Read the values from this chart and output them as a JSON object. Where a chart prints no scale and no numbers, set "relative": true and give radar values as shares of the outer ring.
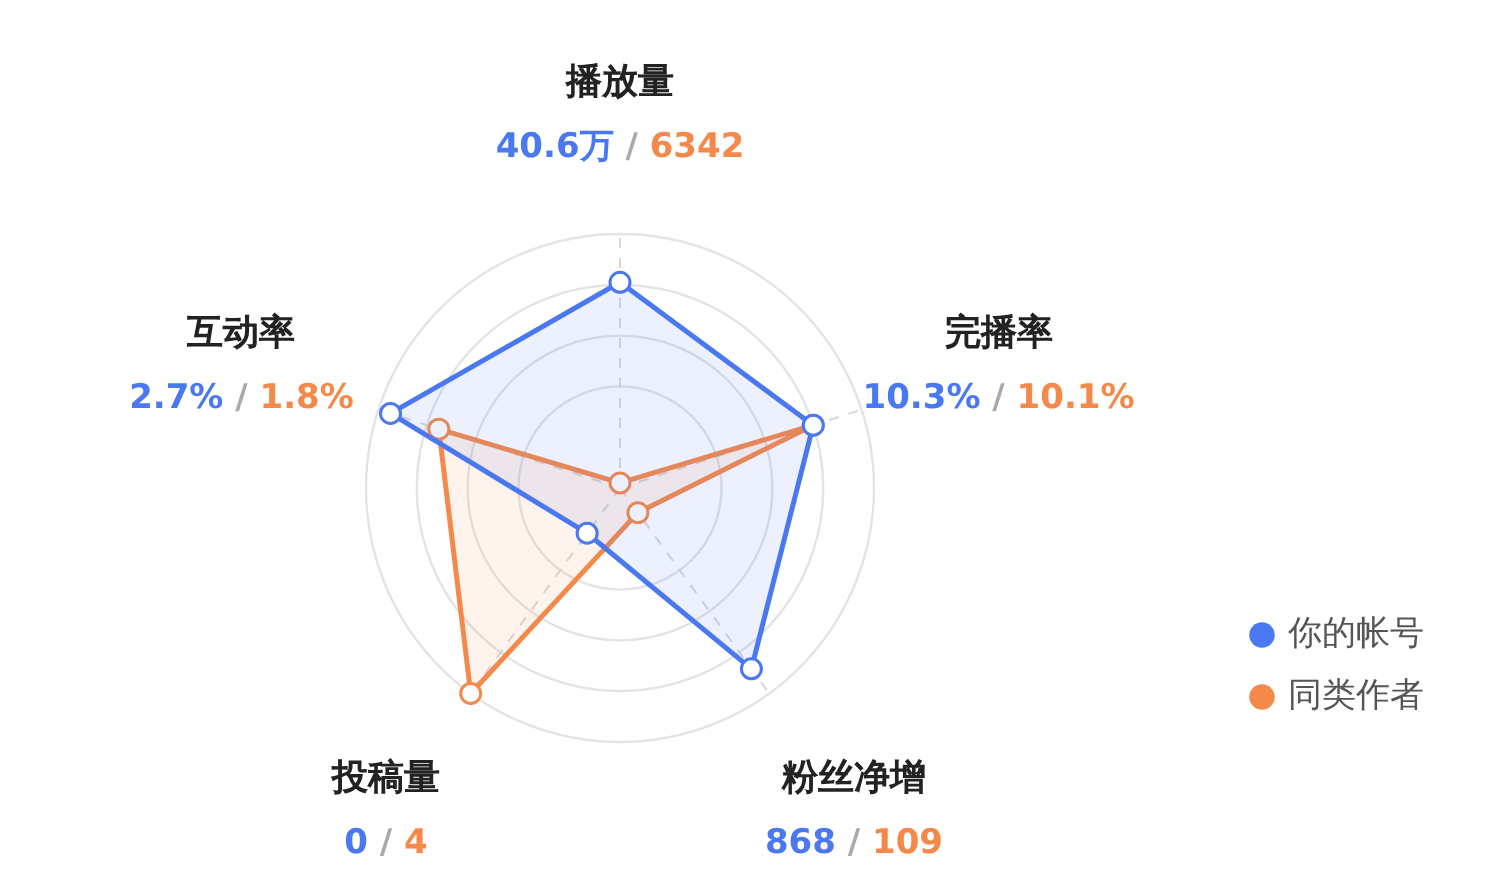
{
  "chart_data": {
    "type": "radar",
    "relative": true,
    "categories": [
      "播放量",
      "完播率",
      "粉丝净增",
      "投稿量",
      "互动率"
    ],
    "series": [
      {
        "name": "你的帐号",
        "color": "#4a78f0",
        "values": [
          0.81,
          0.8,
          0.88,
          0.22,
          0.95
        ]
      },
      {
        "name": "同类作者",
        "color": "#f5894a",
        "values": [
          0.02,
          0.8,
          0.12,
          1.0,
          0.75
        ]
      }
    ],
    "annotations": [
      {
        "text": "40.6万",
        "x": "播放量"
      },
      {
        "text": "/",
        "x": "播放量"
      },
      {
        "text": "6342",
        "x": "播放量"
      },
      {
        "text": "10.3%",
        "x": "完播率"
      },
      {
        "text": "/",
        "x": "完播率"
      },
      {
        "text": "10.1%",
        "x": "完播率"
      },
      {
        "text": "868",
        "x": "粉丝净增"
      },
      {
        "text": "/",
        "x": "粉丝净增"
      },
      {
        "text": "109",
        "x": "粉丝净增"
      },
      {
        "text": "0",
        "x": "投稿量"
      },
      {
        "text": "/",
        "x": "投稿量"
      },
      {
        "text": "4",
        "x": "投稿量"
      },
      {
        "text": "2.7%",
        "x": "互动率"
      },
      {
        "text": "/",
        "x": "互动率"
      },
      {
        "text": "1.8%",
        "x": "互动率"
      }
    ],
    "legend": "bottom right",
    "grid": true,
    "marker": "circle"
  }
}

····················

(What to work on) Leave out the pictures and copy everything else in the records word for word.

(Task answer)
Read the values from this chart and output them as a JSON object. Where a chart prints no scale and no numbers, set "relative": true and give radar values as shares of the outer ring.
{
  "chart_data": {
    "type": "radar",
    "relative": true,
    "categories": [
      "播放量",
      "完播率",
      "粉丝净增",
      "投稿量",
      "互动率"
    ],
    "series": [
      {
        "name": "你的帐号",
        "color": "#4a78f0",
        "values": [
          0.81,
          0.8,
          0.88,
          0.22,
          0.95
        ]
      },
      {
        "name": "同类作者",
        "color": "#f5894a",
        "values": [
          0.02,
          0.8,
          0.12,
          1.0,
          0.75
        ]
      }
    ],
    "annotations": [
      {
        "text": "40.6万",
        "x": "播放量"
      },
      {
        "text": "/",
        "x": "播放量"
      },
      {
        "text": "6342",
        "x": "播放量"
      },
      {
        "text": "10.3%",
        "x": "完播率"
      },
      {
        "text": "/",
        "x": "完播率"
      },
      {
        "text": "10.1%",
        "x": "完播率"
      },
      {
        "text": "868",
        "x": "粉丝净增"
      },
      {
        "text": "/",
        "x": "粉丝净增"
      },
      {
        "text": "109",
        "x": "粉丝净增"
      },
      {
        "text": "0",
        "x": "投稿量"
      },
      {
        "text": "/",
        "x": "投稿量"
      },
      {
        "text": "4",
        "x": "投稿量"
      },
      {
        "text": "2.7%",
        "x": "互动率"
      },
      {
        "text": "/",
        "x": "互动率"
      },
      {
        "text": "1.8%",
        "x": "互动率"
      }
    ],
    "legend": "bottom right",
    "grid": true,
    "marker": "circle"
  }
}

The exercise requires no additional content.